• [SET PROBLEM]: Return, word for word, the lines from the very first one through the line containing "relay internal dashed", with both ends included.

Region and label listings

* BEGIN *

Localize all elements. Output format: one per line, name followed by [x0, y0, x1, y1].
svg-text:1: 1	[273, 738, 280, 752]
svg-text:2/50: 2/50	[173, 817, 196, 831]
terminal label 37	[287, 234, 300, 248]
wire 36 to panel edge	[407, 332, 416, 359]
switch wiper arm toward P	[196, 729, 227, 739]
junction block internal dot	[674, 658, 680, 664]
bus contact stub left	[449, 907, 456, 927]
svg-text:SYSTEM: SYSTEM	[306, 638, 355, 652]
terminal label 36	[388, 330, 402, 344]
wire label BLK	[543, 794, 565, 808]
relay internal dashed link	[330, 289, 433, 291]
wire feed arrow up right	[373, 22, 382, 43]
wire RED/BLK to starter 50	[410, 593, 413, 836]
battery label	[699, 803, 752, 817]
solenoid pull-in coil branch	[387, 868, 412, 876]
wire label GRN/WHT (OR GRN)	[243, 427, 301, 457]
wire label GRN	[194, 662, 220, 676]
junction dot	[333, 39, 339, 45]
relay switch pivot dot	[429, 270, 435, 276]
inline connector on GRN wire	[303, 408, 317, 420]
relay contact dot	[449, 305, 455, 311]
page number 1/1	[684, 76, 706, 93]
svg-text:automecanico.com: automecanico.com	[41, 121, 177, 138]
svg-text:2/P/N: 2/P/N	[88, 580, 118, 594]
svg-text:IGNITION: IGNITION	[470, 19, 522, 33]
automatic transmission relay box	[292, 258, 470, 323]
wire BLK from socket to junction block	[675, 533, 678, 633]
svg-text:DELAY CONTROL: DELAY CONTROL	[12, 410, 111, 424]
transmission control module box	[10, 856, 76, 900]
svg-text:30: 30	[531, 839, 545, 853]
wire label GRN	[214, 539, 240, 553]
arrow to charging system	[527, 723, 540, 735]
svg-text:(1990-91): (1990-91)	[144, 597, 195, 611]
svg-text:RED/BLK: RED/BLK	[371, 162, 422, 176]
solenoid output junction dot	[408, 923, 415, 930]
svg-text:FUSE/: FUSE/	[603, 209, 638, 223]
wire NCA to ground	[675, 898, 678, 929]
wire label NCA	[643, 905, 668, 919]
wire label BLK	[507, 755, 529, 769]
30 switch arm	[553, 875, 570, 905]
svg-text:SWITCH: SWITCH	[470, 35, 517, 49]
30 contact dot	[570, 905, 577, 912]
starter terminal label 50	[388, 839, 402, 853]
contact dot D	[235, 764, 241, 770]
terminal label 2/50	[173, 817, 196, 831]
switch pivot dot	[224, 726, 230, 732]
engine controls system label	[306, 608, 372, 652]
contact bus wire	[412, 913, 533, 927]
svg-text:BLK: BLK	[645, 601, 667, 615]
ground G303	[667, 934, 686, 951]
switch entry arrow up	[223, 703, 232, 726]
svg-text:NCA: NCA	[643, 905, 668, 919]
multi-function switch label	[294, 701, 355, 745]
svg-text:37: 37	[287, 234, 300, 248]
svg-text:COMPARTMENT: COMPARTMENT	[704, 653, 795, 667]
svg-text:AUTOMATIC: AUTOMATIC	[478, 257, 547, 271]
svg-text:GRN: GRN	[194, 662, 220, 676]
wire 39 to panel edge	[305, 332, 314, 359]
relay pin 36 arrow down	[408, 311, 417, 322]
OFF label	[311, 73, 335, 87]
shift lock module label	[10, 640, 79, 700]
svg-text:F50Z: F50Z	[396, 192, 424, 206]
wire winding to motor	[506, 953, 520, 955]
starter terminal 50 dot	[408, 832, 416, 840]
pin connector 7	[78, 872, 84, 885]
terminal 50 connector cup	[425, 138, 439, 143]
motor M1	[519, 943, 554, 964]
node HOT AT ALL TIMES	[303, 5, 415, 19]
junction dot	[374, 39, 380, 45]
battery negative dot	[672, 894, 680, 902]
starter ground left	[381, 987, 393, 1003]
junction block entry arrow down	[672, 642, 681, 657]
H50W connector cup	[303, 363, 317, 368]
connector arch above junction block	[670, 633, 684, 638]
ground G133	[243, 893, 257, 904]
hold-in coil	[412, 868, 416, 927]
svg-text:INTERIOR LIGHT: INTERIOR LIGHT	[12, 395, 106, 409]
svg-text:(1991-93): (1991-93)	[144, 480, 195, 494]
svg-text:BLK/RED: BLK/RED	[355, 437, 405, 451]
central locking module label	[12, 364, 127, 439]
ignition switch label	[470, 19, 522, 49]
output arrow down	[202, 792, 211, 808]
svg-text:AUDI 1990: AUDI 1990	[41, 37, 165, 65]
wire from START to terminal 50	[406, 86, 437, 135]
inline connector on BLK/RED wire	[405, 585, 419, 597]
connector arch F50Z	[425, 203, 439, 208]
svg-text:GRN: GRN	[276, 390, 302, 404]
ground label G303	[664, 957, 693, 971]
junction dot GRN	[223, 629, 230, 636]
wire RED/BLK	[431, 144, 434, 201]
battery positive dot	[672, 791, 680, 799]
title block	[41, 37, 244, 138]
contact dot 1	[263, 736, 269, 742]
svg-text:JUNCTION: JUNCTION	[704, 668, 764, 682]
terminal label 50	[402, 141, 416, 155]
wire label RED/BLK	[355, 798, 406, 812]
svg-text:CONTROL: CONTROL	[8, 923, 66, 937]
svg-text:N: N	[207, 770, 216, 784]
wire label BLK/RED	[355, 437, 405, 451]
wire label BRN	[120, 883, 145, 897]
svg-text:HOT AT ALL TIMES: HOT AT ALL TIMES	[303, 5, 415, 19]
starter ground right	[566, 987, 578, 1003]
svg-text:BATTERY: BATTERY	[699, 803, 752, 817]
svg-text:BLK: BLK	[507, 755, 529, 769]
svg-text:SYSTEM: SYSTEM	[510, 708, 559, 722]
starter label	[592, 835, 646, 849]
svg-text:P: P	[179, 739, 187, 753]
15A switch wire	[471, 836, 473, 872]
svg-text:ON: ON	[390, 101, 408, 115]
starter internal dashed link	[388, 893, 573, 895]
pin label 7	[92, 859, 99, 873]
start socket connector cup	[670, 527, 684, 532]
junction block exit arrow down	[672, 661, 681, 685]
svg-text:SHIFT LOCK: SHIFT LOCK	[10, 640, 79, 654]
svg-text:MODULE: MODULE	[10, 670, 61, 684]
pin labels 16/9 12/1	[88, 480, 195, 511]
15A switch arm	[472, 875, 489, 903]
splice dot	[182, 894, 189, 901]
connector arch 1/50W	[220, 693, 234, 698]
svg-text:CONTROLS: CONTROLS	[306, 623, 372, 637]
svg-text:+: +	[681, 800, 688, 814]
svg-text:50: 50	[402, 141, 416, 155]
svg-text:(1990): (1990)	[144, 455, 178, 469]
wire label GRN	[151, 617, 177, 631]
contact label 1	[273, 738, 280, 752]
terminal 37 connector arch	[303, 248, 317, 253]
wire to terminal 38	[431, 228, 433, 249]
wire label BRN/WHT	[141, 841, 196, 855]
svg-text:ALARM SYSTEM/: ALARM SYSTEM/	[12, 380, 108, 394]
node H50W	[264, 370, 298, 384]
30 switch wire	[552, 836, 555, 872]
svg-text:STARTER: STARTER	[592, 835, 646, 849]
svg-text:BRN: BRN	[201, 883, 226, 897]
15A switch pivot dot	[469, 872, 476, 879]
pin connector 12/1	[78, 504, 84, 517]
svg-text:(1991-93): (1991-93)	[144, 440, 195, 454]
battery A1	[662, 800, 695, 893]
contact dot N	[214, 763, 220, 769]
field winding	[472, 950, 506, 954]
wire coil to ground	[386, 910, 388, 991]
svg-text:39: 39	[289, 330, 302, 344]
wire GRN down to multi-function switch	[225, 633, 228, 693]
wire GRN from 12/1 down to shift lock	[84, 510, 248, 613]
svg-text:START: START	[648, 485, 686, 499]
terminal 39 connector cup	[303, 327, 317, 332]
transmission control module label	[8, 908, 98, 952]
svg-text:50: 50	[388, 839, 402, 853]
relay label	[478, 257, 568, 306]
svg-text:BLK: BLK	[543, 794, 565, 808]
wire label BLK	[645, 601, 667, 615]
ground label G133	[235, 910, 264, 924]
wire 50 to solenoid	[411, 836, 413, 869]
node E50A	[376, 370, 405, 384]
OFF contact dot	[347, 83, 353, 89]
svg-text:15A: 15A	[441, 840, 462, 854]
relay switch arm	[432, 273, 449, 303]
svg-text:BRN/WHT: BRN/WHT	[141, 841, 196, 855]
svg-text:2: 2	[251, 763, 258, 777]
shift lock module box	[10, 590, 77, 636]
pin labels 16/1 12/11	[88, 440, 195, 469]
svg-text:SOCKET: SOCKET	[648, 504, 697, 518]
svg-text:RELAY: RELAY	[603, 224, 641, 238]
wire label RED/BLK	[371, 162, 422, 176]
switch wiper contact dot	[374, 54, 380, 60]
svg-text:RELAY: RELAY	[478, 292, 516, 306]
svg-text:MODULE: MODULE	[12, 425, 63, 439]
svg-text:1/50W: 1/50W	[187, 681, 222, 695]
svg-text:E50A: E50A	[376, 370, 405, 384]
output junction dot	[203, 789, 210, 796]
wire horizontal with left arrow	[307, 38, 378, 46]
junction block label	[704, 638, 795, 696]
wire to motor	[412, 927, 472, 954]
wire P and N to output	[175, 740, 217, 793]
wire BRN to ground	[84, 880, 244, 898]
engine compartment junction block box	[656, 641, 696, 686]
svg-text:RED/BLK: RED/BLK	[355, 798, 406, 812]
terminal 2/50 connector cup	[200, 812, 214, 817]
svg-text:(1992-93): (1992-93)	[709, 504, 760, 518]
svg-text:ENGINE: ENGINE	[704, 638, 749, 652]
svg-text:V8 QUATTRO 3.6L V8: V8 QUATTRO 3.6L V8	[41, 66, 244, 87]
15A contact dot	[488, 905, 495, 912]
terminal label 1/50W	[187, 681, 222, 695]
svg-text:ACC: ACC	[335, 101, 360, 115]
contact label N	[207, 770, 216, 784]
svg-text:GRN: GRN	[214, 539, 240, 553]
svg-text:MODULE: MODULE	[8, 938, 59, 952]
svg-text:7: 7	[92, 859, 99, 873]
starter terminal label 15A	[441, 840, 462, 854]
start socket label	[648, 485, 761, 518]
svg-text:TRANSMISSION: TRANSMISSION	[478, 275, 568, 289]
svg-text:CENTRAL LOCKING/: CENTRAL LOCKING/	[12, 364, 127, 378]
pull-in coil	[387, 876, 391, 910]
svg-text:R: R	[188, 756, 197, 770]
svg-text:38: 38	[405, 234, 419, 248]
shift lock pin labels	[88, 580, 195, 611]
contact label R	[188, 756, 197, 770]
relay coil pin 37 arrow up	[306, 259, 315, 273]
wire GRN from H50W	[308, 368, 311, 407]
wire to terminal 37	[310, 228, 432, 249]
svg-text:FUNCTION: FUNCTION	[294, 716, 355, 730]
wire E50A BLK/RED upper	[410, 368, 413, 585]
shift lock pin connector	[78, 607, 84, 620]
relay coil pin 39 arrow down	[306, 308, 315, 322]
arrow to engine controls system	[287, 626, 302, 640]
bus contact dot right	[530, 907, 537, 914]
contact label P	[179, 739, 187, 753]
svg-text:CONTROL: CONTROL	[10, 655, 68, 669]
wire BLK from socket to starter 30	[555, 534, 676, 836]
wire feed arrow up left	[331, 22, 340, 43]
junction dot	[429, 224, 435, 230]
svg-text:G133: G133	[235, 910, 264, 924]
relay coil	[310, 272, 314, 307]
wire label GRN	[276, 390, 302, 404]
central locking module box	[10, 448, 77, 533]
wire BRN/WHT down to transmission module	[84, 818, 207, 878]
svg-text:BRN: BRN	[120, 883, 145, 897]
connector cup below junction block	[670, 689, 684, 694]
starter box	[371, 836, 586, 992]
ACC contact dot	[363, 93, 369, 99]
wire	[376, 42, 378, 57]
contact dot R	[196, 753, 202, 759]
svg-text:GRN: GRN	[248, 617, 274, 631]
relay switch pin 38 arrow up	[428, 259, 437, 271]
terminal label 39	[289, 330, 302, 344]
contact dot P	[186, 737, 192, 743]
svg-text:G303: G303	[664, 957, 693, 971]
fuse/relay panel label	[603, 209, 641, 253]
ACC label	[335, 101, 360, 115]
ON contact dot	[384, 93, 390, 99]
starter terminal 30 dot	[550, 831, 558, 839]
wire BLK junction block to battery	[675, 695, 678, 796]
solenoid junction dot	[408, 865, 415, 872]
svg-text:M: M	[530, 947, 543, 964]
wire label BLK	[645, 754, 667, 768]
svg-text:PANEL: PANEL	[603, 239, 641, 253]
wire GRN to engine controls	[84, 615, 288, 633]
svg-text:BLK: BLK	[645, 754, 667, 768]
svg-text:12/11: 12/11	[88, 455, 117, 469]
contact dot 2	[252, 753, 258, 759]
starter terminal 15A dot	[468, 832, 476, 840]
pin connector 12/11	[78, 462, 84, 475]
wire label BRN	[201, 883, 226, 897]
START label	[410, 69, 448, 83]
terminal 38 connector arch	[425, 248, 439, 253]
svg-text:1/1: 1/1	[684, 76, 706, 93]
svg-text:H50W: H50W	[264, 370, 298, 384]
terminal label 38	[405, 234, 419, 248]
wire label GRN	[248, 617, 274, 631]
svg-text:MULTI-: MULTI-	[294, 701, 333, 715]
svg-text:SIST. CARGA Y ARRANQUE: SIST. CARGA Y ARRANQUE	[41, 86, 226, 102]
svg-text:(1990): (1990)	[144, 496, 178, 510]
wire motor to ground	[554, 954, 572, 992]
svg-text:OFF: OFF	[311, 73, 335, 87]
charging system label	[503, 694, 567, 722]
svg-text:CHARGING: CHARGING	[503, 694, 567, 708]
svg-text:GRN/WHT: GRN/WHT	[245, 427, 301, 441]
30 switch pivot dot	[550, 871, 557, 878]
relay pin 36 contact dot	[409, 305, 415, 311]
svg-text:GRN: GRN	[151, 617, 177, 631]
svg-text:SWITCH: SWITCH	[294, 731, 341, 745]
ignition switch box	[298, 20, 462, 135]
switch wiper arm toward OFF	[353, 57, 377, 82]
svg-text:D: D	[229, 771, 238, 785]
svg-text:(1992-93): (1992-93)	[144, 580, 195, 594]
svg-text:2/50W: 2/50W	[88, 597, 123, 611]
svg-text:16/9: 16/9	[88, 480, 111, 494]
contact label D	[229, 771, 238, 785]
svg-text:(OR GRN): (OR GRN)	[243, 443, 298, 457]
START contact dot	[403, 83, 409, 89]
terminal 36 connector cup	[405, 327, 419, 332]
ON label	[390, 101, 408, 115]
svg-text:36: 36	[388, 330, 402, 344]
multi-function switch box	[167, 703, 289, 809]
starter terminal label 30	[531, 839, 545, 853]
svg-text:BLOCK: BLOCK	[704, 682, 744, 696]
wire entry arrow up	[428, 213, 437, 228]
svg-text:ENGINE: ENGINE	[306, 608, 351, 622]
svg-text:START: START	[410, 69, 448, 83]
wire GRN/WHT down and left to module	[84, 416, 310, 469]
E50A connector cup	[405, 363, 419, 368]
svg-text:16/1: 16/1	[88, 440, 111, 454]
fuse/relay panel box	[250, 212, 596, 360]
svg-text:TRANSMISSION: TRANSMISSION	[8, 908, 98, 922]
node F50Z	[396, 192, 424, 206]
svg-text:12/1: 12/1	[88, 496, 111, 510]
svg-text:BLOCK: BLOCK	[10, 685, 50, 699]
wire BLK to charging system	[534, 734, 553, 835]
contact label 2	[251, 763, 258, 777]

* END *

• [ANSWER TO THE TASK]:
Localize all elements. Output format: one per line, name followed by [x0, y0, x1, y1].
svg-text:1: 1	[273, 738, 280, 752]
svg-text:2/50: 2/50	[173, 817, 196, 831]
terminal label 37	[287, 234, 300, 248]
wire 36 to panel edge	[407, 332, 416, 359]
switch wiper arm toward P	[196, 729, 227, 739]
junction block internal dot	[674, 658, 680, 664]
bus contact stub left	[449, 907, 456, 927]
svg-text:SYSTEM: SYSTEM	[306, 638, 355, 652]
terminal label 36	[388, 330, 402, 344]
wire label BLK	[543, 794, 565, 808]
relay internal dashed link	[330, 289, 433, 291]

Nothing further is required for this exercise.